YOUR TASKS:
- A) Decide whether each statement agrees with the forum post about Oargev: (i) Haydith's fingers bear callouses that suggest serious weapon use, (ii) Aanash grew up on the streets among revolutionaries, (iii) Oargev wears a crown. Answer yes or no for each, and quote the deciding words of the post.
- B) Return the part of the forum post about Oargev that starts with "The displeasure the" and goes on through "Temp HP (7)".
- C) In the forum post about Oargev, what does the slight bulge at his wrists indicate?

READING PASSAGE:

When Oargev shakes your hands, you note the slight bulge at his wrists beneath his clothes; a sure sign of a wand bracer, typically worn by military-trained wandslingers. Though it's covered somewhat by his clothes, his hands and body language likewise suggest not just military training, but one who has seen combat.



*Spoiler: Int (History) DC8 on Oargev's Titles*
Show


Mayor of New Cyre
*Spoiler: DC9*
Show

Last Scion of Her Most Royal Majesty Queen Dannell ir'Wynarn's Royal Line
*Spoiler: DC10*
Show

Heir of Galifar
*Spoiler: DC11*
Show

Soldier of the Queen's Army
*Spoiler: DC12*
Show

Ambassador to Breland
*Spoiler: DC13*
Show

Royal Knight of Metrol
*Spoiler: DC14*
Show

Captain of the 17th Regiment 
*Spoiler: DC15*
Show

Chief Naturalist of the Mourning Thistles
*Spoiler: DC16*
Show

Sunstone of Cyre
*Spoiler: DC17*
Show

Duke of Seaside
*Spoiler: DC18*
Show

Nope, that's all. That's his full list.























*Spoiler: Passive Perception 18+, Haydith*
Show


A barely visible inkblot on her wrist and the slight smell of incense and candles that surround her suggest she was recently conducting either a religious ceremony or a magical ritual. Or possibly both at the same time. Her fingers lack any notable callouses to suggest she engages in any serious weapon usage.


*Spoiler: Passive Insight 11+, Kellar*
Show


The displeasure the dwarf feels seems to run deeper than just meeting you, which might be a positive. Given the subject matter of the tales you've being asked about, keeping them on topic to either a) mournland expeditions or b) salvage/rescue missions (or ideally both) is likely going to earn more interest from him than tales of battlefield valour or Sharn gangbusting.

----------


## RandomWombat

*Aanash*
Tiefling Barbarian/Wizard/Warlock
AC: 19 HP: 57/57
PP: 12 PIv: 11 PIs: 12
Conditions: Arcane Ward (5/5), Temp HP (7)

The way the gnome with the stick up her rear talks doesn't instill Aan with great confidence that he will enjoy this meeting. Growing up on the streets among revolutionaries in a police state did little to instill one with a great love of authority figures. But the man himself wears no crown, and does not seem to have taken any extensive means to raise himself above the others in the room.

Splitting into a grin as the man's casual demeanor further endears him, Aanash decides he likes this guy. Maybe all royals could do with living a few years mayoring a little town. When the Prince offers him a hand, he shakes it gladly in local custom, then folds his hands together in front of him and bows. "I offer you peace, Good Prince. A gift I rarely offer, so I hope you cherish it," he adds playfully to the end of the near-successful attempt at a formal greeting. It is more courtesy than Aanash has been seen to show just about anyone else. But once Oargev passes, he returns to his sardonic, casual posture.

COLLECTED MATERIAL:
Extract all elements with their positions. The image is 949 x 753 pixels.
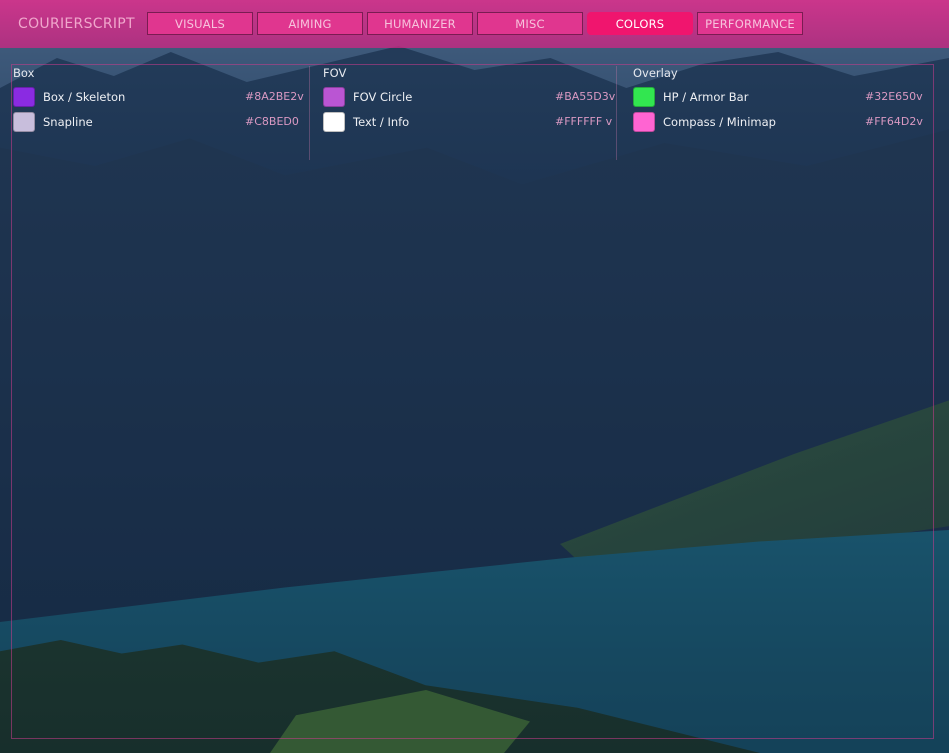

SOLUTIONS TO EACH TASK:
- A)
(i) No: "Her fingers lack any notable callouses to suggest she engages in any serious weapon usage."
(ii) Yes: "Growing up on the streets among revolutionaries in a police state"
(iii) No: "the man himself wears no crown"

- B)
The displeasure the dwarf feels seems to run deeper than just meeting you, which might be a positive. Given the subject matter of the tales you've being asked about, keeping them on topic to either a) mournland expeditions or b) salvage/rescue missions (or ideally both) is likely going to earn more interest from him than tales of battlefield valour or Sharn gangbusting.

----------


## RandomWombat

*Aanash*
Tiefling Barbarian/Wizard/Warlock
AC: 19 HP: 57/57
PP: 12 PIv: 11 PIs: 12
Conditions: Arcane Ward (5/5), Temp HP (7)

- C) It is a sure sign of a wand bracer, which military-trained wandslingers typically wear.